***** Brano citato *****
Il suo colpo di testa sopra le spalle di Tarcisio Burgnich nella finale di Mexico 70, sono il sigillo di un passato mai dimenticato. Proprio il tenace Tarcisio raccontò: «Prima della partita mi sono detto: è fatto di carne e ossa come tutti, ma mi sbagliavo!». Iconica la sua rovesciata nel film “Fuga per la vittoria”.

Il regista, John Houston raccontò che per la scena della rovesciata, immortalata dalle cineprese da sei inquadrature diverse, è bastato un solo ciak. Con O Rey «basta la prima». Una rovesciata è una pedalata all’indietro con la schiena in orizzontale al terreno e lo sguardo piantato da qualche parte, lassù in cielo.

E nell’Olimpo Pelé ha già un posto fisso. La sua bravura calcistica è stata fonte straordinaria per cantori, letterati intellettuali di tutto il mondo. «Pelé è stato uno dei pochi che ha smentito la mia teoria: i 15 minuti di gloria per lui valgono 15 secoli» disse Andy Warhol al termine di una partita.

Straordinario poi l’articolo di Gianni Brera sulla leggenda brasiliana apparso su La Repubblica. «È un vero classico... adesso guardate Pelé. Dolcechiaré: ha alzato il piedino prensile: lanotte: la palla si è fermata al primo contatto e senza vento: ricade ammansita sull’erba: un piedino prensile l’accarezza mentre l’altro spinge: echetasovraitetti: accorreva un avversario: si è coricato come un birillo: tettiposalà: avanza un altro: piroetta; lalùna: ecco un compagno smarcato: oppure, ecco una nuova battuta di dribbling: si corica il secondo birillo: o magari no, questa volta il birillo non si corica e vince il tackle: Pelé ha sbagliato il dribbling: càpita: anch’io ho dimenticato: sovr’ai tetti e dentro gli orti. Ripetizione: posalalunedì lontàn rivèla: ora parte Pelé in progressivo: è Berruti che vòlita fìngendo di allenarsi. Serenognì montàgna. Cor­rendo, senza sforzo apparente, ha fissato i bulloni in terra ed ha scaricato fulmineo la pedata: ha mirato, si è visto: mentre correva ha mirato e battuto a rete. Serenognì montàgna. Punto. Gol. Mi dico di non aver mai visto nulla di simile. Gli dedico epinici. Mi esalto e lo esalto...».
*****
Cosa si chiede
Rispondi per favore a queste domande sul brano su Pelé:
(a) Sopra le spalle di quale giocatore Pelé segnò di testa nella finale di Mexico 70?
(b) Quanti ciak servirono per girare la scena della rovesciata in "Fuga per la vittoria"?
(c) Su quale giornale uscì l'articolo di Gianni Brera sulla leggenda brasiliana?
***** Materiale fornito *****
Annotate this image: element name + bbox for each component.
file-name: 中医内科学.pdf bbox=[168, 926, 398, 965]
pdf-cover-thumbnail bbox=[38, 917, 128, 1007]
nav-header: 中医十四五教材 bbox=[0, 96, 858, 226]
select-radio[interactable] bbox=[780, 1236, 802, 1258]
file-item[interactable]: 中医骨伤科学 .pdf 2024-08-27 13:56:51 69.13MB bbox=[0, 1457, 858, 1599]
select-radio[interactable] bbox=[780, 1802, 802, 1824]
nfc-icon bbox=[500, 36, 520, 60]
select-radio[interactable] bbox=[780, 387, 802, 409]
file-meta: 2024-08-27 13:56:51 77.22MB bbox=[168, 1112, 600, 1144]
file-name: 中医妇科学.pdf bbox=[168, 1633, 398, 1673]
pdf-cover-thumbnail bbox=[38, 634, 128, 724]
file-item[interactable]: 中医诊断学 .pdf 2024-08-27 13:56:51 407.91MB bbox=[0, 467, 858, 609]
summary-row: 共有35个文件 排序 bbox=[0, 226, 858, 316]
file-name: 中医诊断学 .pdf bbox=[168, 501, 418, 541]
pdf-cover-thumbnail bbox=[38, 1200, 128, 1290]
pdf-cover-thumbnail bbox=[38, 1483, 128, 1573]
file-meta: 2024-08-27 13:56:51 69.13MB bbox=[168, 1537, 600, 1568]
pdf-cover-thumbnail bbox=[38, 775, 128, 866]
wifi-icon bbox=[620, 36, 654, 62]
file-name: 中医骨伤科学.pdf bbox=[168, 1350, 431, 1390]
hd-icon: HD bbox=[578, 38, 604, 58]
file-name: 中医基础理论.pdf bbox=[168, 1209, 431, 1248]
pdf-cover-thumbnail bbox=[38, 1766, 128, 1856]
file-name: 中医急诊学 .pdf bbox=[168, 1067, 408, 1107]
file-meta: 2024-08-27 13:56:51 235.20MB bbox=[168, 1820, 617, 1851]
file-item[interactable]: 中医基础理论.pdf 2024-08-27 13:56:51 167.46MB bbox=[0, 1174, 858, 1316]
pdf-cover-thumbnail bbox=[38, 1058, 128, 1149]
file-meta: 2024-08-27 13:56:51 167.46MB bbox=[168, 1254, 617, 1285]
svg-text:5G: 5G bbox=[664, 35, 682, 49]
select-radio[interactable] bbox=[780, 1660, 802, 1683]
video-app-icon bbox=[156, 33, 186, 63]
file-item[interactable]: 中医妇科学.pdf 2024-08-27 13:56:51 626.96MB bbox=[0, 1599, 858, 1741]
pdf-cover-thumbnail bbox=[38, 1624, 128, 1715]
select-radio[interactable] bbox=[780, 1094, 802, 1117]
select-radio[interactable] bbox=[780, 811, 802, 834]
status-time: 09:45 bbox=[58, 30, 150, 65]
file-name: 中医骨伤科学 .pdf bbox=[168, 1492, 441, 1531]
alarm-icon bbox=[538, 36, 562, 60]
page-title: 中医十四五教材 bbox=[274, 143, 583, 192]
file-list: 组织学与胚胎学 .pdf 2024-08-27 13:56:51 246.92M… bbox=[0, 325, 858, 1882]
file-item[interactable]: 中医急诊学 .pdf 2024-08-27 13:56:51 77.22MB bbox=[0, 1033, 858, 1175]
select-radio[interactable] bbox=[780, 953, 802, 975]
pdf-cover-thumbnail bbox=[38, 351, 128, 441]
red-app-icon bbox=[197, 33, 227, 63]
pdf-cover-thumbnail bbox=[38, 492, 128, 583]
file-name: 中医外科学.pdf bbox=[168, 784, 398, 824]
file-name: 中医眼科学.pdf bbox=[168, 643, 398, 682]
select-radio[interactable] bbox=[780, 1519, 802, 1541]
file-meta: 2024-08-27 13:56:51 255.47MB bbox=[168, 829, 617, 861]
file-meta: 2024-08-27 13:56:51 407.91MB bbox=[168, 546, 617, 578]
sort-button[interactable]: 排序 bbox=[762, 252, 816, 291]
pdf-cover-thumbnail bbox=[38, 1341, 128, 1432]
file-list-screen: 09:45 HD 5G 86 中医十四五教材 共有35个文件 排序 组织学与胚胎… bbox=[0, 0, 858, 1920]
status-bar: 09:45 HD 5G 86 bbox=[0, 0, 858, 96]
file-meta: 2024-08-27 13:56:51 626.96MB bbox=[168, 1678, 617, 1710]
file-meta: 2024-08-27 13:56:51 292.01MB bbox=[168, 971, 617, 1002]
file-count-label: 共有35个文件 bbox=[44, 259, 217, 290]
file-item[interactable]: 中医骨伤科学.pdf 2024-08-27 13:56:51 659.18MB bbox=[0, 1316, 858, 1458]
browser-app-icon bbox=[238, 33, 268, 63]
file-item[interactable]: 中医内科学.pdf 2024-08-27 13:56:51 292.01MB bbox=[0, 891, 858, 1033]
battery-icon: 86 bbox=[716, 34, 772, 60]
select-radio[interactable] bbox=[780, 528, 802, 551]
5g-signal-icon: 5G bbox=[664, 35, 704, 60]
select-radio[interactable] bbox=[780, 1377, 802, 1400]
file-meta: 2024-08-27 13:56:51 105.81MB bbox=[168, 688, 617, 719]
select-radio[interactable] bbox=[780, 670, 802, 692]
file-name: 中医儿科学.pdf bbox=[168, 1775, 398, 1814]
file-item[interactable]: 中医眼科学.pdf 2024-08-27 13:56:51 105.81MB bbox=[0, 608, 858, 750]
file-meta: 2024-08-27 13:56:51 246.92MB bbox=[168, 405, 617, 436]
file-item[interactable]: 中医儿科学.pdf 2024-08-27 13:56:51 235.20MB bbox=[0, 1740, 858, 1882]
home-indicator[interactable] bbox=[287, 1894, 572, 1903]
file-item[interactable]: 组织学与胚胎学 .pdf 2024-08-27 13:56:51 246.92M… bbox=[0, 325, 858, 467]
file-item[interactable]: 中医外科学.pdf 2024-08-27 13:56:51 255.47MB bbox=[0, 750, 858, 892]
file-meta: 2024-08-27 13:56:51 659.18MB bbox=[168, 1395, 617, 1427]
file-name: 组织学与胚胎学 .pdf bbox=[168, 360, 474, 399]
*****
Risultato dell'esercizio
(a) Tarcisio Burgnich
(b) Un solo ciak
(c) La Repubblica